• _WORK TO COMPLETE_
For every line in the records that has the word "Prouence", make a copy.
==== DATA SHOWN ====
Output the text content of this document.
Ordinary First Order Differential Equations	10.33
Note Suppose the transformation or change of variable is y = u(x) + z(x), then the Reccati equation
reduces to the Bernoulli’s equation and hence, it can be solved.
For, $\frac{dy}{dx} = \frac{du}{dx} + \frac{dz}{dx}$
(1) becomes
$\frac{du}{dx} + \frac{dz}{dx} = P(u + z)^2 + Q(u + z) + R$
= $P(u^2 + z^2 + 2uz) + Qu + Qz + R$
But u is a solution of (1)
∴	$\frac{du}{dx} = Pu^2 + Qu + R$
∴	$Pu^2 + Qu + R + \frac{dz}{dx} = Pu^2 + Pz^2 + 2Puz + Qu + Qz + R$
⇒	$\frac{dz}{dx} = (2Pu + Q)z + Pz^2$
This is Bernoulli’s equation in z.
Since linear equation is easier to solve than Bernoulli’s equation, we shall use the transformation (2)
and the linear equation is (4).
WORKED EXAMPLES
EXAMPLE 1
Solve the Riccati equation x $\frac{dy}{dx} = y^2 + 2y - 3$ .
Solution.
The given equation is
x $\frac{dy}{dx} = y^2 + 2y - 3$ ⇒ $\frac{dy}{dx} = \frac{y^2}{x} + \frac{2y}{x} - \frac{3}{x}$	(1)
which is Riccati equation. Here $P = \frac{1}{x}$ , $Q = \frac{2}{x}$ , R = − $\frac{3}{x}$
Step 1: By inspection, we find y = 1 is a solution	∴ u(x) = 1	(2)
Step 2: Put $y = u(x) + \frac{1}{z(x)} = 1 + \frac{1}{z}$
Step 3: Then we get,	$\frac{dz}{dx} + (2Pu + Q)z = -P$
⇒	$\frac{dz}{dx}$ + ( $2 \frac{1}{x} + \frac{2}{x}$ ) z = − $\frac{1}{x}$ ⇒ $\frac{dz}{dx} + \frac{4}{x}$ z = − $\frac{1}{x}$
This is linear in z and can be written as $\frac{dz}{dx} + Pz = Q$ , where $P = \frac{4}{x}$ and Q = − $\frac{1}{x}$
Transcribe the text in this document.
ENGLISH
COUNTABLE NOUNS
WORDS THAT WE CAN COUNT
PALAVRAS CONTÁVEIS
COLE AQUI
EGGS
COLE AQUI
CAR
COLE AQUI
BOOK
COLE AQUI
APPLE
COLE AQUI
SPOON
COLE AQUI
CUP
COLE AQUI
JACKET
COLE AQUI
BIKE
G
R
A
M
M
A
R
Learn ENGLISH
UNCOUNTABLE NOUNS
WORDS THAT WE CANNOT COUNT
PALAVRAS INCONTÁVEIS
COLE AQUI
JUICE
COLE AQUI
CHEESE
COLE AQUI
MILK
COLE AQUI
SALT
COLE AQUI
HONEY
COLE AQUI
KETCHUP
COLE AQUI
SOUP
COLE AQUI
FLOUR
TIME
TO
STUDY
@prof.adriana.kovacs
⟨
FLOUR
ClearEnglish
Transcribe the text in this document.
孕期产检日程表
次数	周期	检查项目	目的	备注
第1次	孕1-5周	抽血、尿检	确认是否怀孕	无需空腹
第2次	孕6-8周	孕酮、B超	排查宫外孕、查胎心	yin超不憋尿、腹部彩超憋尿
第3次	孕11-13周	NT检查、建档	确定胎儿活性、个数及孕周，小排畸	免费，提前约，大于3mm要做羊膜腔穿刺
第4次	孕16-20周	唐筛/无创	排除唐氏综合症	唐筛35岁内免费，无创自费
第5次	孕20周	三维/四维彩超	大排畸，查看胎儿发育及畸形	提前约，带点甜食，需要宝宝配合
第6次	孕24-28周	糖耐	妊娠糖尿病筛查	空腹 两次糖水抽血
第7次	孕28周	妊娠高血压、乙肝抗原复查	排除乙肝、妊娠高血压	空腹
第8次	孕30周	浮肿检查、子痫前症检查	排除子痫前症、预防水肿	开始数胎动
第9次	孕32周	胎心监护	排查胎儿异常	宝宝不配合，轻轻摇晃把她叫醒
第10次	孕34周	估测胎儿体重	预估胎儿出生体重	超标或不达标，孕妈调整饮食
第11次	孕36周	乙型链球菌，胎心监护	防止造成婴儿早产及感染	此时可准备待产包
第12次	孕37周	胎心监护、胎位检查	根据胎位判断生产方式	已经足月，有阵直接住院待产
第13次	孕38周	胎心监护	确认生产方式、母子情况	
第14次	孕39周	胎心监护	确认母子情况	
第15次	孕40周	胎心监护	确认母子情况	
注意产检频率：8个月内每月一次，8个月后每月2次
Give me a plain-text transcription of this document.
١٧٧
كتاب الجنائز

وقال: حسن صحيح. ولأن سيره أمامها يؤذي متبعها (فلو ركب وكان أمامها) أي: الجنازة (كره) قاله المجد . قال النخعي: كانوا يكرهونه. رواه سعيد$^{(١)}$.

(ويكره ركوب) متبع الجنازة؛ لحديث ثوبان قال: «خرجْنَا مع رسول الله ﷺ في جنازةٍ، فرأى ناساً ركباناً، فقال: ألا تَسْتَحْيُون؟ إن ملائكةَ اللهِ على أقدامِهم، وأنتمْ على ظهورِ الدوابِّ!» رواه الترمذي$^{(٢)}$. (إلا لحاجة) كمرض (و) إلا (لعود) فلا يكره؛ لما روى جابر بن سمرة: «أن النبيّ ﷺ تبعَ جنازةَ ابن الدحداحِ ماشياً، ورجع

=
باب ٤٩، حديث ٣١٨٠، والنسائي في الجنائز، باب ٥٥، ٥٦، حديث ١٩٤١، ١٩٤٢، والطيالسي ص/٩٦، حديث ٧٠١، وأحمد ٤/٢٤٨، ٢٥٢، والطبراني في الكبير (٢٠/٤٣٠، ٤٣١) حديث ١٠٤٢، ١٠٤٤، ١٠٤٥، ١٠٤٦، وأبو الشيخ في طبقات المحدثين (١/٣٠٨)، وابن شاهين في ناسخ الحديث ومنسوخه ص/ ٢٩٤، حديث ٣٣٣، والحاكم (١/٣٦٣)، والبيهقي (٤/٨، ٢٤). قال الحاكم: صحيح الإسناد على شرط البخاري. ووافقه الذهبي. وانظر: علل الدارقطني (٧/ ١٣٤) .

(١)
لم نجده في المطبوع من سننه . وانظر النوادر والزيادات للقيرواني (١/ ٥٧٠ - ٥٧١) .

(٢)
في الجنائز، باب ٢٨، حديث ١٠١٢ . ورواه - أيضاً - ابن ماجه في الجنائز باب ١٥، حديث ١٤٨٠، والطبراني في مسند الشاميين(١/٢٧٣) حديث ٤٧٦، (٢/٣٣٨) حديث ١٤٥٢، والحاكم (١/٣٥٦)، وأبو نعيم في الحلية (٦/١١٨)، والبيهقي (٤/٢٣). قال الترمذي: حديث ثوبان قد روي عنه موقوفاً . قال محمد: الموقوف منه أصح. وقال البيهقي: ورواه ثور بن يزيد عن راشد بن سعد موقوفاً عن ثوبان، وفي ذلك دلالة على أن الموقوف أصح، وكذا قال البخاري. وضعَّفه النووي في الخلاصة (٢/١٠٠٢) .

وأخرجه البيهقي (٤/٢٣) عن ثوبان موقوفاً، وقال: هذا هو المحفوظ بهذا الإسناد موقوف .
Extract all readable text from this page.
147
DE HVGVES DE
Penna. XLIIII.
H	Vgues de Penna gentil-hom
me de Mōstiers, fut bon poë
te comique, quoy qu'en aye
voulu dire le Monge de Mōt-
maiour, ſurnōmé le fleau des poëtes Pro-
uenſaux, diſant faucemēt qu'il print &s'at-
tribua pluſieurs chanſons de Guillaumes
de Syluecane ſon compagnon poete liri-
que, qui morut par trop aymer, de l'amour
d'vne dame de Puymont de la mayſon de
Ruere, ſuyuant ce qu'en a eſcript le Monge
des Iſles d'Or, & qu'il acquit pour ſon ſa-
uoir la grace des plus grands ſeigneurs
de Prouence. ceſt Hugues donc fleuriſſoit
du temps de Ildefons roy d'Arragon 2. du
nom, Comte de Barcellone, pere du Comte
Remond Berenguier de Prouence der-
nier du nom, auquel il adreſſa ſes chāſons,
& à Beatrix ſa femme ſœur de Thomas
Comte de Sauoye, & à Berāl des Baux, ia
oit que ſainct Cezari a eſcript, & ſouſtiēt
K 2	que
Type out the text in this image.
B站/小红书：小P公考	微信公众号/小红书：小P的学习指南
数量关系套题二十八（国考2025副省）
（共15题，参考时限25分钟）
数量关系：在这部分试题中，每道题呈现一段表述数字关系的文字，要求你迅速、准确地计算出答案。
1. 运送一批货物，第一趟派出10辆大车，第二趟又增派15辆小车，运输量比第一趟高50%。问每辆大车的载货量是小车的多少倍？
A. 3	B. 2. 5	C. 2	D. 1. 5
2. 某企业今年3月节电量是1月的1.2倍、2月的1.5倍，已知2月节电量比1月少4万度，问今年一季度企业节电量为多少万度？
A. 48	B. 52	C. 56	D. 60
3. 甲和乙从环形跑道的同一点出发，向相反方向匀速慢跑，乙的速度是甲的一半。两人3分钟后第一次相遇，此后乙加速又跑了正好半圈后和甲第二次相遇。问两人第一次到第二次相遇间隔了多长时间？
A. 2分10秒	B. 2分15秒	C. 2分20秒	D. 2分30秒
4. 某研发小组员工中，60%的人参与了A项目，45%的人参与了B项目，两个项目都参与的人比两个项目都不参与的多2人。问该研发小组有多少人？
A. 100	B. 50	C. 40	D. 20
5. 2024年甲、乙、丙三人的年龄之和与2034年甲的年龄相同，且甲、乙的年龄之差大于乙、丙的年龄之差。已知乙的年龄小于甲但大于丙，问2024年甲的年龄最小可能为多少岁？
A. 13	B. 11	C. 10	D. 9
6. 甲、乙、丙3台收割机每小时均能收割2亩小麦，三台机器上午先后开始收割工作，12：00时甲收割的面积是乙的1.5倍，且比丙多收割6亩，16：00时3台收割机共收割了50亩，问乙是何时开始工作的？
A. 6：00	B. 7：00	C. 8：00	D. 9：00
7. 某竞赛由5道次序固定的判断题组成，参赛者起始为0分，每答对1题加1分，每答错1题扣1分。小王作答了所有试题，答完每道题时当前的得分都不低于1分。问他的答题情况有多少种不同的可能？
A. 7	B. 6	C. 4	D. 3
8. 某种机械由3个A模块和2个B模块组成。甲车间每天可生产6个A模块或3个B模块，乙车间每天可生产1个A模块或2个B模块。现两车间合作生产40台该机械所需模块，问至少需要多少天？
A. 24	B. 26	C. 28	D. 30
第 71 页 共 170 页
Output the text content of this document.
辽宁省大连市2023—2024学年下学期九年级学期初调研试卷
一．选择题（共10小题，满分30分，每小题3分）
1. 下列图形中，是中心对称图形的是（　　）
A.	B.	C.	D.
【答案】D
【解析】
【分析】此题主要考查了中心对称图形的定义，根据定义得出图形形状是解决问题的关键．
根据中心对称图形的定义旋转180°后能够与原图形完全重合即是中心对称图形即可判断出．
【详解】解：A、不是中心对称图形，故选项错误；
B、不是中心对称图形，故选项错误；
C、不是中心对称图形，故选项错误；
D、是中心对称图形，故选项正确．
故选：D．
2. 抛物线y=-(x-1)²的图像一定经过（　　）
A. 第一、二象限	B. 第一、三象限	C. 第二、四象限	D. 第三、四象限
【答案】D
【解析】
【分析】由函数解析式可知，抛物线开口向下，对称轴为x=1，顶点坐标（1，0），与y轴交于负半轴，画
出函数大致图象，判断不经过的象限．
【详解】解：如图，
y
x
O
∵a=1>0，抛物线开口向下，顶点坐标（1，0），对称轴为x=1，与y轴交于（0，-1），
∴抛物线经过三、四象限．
====
• _FINISHED TASK_
de Prouence. ceſt Hugues donc fleuriſſoit
Remond Berenguier de Prouence der-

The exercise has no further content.